→ What to do:
Echo the lines from the line with "Patent image size: (1071, 838)." to the line with "The substrate 31 is at (625, 232).", both included, reproducing each one without any change.

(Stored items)
— START —

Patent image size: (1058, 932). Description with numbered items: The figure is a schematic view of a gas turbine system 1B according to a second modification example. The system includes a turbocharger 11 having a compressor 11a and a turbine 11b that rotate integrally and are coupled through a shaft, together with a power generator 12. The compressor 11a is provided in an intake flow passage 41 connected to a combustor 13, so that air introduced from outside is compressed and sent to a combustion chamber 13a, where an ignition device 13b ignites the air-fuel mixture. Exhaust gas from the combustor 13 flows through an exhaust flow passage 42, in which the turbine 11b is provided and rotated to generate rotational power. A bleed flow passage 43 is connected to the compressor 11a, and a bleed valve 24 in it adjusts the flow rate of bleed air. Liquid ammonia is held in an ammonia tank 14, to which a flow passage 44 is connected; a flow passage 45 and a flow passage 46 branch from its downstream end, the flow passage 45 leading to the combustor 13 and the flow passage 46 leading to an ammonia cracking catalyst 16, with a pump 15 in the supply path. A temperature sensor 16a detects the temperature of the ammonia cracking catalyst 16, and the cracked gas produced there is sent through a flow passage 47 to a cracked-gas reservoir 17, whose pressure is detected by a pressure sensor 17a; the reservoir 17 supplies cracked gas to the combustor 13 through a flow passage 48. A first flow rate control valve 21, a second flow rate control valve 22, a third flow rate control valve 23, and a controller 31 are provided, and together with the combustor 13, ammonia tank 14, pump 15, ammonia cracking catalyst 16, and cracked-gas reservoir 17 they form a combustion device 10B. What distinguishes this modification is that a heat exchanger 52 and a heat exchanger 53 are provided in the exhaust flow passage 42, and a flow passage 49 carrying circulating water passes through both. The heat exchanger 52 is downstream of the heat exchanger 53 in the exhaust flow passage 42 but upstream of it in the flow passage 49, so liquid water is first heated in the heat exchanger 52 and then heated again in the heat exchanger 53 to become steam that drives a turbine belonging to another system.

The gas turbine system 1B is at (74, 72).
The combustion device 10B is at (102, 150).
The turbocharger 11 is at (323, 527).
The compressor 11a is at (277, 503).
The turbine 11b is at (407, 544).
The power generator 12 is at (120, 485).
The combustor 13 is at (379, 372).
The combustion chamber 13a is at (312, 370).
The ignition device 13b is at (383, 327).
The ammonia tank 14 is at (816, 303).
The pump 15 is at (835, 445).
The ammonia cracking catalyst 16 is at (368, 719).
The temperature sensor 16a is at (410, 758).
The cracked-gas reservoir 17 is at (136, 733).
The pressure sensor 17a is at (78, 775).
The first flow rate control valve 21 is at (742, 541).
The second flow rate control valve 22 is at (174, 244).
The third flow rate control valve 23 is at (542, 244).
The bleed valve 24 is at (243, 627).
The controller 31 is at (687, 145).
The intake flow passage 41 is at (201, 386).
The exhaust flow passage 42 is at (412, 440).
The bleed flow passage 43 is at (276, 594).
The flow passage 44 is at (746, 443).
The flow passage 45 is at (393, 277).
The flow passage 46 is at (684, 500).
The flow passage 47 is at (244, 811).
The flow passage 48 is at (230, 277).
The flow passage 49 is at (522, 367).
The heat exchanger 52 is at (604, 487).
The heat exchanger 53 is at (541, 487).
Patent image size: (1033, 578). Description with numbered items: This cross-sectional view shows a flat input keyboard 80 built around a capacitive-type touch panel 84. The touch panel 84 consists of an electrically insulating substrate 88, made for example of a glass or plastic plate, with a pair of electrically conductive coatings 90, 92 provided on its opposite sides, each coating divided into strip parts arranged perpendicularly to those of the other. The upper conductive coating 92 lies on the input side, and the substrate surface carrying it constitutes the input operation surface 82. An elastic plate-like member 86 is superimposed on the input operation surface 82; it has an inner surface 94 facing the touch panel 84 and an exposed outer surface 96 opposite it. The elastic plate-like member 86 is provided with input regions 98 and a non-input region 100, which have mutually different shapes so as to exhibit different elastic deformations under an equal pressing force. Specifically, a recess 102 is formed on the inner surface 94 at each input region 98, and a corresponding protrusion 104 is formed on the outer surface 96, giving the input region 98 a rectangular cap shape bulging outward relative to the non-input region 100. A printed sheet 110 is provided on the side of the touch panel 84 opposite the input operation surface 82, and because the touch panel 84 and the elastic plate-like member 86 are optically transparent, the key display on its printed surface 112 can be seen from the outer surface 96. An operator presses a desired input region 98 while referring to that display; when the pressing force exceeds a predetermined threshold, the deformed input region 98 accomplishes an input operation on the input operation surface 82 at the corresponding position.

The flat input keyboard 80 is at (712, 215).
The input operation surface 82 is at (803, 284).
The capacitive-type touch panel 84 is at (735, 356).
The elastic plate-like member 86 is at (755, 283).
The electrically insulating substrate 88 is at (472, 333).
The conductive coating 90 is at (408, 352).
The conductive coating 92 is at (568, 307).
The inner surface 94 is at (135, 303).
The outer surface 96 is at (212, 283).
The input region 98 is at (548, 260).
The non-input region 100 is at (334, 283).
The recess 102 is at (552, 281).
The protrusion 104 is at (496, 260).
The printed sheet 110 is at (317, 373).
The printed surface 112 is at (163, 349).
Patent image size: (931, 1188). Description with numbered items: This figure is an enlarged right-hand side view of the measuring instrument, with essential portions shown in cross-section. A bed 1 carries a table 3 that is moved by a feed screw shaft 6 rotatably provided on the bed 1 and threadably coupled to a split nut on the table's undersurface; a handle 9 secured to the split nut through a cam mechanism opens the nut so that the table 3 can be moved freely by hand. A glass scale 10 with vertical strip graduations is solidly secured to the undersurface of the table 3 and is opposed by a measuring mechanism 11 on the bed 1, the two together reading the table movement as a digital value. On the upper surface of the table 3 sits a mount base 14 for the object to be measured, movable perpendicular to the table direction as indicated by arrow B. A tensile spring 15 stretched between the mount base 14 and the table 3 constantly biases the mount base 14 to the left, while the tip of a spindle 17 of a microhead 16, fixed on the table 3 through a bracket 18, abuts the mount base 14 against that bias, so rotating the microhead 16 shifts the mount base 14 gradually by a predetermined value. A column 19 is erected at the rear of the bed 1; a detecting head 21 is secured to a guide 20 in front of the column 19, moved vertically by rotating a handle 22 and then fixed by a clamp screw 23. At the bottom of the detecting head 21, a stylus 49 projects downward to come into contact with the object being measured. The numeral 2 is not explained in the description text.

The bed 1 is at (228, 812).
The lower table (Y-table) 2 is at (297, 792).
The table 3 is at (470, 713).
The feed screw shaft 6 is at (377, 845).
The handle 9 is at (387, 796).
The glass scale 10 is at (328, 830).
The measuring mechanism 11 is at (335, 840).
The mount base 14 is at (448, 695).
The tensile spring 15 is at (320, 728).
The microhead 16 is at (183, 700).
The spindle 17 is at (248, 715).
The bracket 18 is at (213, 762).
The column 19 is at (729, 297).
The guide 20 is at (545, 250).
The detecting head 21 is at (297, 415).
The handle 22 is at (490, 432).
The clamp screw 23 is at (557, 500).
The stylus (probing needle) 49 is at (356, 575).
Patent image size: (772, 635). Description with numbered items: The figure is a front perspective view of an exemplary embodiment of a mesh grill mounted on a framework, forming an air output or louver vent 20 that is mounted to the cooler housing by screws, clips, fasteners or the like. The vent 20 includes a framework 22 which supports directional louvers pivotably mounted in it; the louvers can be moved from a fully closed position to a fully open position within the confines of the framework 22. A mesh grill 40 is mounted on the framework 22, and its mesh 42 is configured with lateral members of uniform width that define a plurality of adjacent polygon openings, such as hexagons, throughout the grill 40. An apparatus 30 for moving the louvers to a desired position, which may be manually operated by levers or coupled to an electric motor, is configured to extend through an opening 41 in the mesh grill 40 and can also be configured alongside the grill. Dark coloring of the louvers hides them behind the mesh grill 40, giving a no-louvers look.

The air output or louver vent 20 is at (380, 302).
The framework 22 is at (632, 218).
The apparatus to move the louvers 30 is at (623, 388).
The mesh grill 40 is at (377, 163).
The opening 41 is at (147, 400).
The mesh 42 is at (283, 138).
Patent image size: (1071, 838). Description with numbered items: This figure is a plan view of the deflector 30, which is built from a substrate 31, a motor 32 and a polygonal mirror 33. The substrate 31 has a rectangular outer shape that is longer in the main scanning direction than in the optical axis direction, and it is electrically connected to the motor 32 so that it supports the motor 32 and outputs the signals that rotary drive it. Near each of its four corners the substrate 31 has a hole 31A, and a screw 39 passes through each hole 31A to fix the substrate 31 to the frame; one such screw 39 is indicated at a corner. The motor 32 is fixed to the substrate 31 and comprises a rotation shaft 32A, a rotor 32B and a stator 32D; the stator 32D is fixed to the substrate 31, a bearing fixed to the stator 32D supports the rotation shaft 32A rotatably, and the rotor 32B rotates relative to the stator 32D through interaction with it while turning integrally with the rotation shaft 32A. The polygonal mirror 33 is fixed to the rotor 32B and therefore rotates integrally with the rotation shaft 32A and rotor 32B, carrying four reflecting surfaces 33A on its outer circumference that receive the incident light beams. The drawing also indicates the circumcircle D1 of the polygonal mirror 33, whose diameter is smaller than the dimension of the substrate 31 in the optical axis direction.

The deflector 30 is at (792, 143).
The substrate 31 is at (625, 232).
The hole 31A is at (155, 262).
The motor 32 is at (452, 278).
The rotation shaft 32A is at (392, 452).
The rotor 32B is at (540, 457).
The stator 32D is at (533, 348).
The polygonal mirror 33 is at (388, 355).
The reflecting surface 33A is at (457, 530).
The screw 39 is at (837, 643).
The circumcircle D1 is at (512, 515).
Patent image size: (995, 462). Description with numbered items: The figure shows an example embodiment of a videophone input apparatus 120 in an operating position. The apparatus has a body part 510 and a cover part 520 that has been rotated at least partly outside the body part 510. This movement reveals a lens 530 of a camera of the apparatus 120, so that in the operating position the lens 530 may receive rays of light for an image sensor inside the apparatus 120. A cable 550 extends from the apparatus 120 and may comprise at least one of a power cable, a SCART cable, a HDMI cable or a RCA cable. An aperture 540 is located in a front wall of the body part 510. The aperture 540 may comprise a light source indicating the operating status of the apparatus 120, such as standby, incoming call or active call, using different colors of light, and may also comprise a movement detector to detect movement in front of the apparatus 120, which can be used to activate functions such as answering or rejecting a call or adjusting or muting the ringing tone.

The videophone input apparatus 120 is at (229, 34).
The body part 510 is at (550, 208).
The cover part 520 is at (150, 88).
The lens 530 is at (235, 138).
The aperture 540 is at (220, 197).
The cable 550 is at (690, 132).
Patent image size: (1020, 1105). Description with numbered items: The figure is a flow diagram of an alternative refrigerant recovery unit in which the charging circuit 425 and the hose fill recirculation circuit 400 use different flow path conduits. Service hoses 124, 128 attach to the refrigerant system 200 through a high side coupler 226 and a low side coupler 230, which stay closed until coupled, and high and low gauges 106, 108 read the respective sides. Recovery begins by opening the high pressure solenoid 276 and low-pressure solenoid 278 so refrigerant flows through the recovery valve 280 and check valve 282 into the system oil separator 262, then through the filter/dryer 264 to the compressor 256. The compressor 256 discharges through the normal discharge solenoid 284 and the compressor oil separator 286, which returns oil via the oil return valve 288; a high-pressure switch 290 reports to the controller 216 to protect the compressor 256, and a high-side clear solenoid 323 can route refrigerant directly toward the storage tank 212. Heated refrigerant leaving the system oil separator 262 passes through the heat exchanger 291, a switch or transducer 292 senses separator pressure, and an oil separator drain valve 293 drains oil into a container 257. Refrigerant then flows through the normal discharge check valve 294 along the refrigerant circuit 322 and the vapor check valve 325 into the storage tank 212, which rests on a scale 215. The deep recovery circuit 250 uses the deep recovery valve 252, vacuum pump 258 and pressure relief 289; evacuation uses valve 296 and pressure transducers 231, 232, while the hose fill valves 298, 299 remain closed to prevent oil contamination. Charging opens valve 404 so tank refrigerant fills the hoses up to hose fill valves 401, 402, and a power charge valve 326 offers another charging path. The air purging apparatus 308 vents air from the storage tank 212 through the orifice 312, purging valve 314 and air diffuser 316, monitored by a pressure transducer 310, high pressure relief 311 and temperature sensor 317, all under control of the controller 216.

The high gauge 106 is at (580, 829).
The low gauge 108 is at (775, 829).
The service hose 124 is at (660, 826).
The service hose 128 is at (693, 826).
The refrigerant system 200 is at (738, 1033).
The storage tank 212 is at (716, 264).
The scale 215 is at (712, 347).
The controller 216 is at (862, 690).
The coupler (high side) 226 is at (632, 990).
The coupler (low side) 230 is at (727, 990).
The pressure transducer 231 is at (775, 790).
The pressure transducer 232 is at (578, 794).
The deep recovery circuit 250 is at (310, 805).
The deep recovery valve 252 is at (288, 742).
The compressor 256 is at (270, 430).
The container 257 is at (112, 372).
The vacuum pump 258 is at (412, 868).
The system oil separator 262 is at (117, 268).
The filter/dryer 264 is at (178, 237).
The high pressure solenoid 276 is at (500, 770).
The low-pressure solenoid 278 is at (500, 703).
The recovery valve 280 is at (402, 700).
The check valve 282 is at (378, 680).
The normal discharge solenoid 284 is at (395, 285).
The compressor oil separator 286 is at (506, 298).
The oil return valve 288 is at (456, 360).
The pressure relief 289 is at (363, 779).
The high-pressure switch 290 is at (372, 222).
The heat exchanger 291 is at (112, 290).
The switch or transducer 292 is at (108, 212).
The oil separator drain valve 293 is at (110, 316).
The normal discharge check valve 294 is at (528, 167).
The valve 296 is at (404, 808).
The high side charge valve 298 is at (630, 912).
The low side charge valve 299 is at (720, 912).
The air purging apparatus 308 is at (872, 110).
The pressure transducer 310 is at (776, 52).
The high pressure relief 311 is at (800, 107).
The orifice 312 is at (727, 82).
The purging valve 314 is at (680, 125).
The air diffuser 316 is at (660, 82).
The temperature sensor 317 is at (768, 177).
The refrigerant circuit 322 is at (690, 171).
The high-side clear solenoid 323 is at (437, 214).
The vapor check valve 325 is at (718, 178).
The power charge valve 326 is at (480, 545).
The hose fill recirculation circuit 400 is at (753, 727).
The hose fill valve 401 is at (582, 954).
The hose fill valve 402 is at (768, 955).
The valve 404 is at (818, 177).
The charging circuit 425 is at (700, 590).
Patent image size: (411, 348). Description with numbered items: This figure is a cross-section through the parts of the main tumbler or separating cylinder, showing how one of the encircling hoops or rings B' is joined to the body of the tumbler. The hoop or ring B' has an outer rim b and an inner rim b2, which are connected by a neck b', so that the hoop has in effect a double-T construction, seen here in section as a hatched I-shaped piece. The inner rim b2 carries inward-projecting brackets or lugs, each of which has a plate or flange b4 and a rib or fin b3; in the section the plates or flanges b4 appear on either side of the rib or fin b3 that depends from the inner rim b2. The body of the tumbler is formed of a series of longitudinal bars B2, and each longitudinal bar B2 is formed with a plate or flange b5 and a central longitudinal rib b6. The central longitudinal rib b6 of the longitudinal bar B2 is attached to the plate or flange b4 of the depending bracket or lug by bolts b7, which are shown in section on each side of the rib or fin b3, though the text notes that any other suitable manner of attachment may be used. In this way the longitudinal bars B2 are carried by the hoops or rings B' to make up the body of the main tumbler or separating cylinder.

— END —

→ Task answer:
Patent image size: (1071, 838). Description with numbered items: This figure is a plan view of the deflector 30, which is built from a substrate 31, a motor 32 and a polygonal mirror 33. The substrate 31 has a rectangular outer shape that is longer in the main scanning direction than in the optical axis direction, and it is electrically connected to the motor 32 so that it supports the motor 32 and outputs the signals that rotary drive it. Near each of its four corners the substrate 31 has a hole 31A, and a screw 39 passes through each hole 31A to fix the substrate 31 to the frame; one such screw 39 is indicated at a corner. The motor 32 is fixed to the substrate 31 and comprises a rotation shaft 32A, a rotor 32B and a stator 32D; the stator 32D is fixed to the substrate 31, a bearing fixed to the stator 32D supports the rotation shaft 32A rotatably, and the rotor 32B rotates relative to the stator 32D through interaction with it while turning integrally with the rotation shaft 32A. The polygonal mirror 33 is fixed to the rotor 32B and therefore rotates integrally with the rotation shaft 32A and rotor 32B, carrying four reflecting surfaces 33A on its outer circumference that receive the incident light beams. The drawing also indicates the circumcircle D1 of the polygonal mirror 33, whose diameter is smaller than the dimension of the substrate 31 in the optical axis direction.

The deflector 30 is at (792, 143).
The substrate 31 is at (625, 232).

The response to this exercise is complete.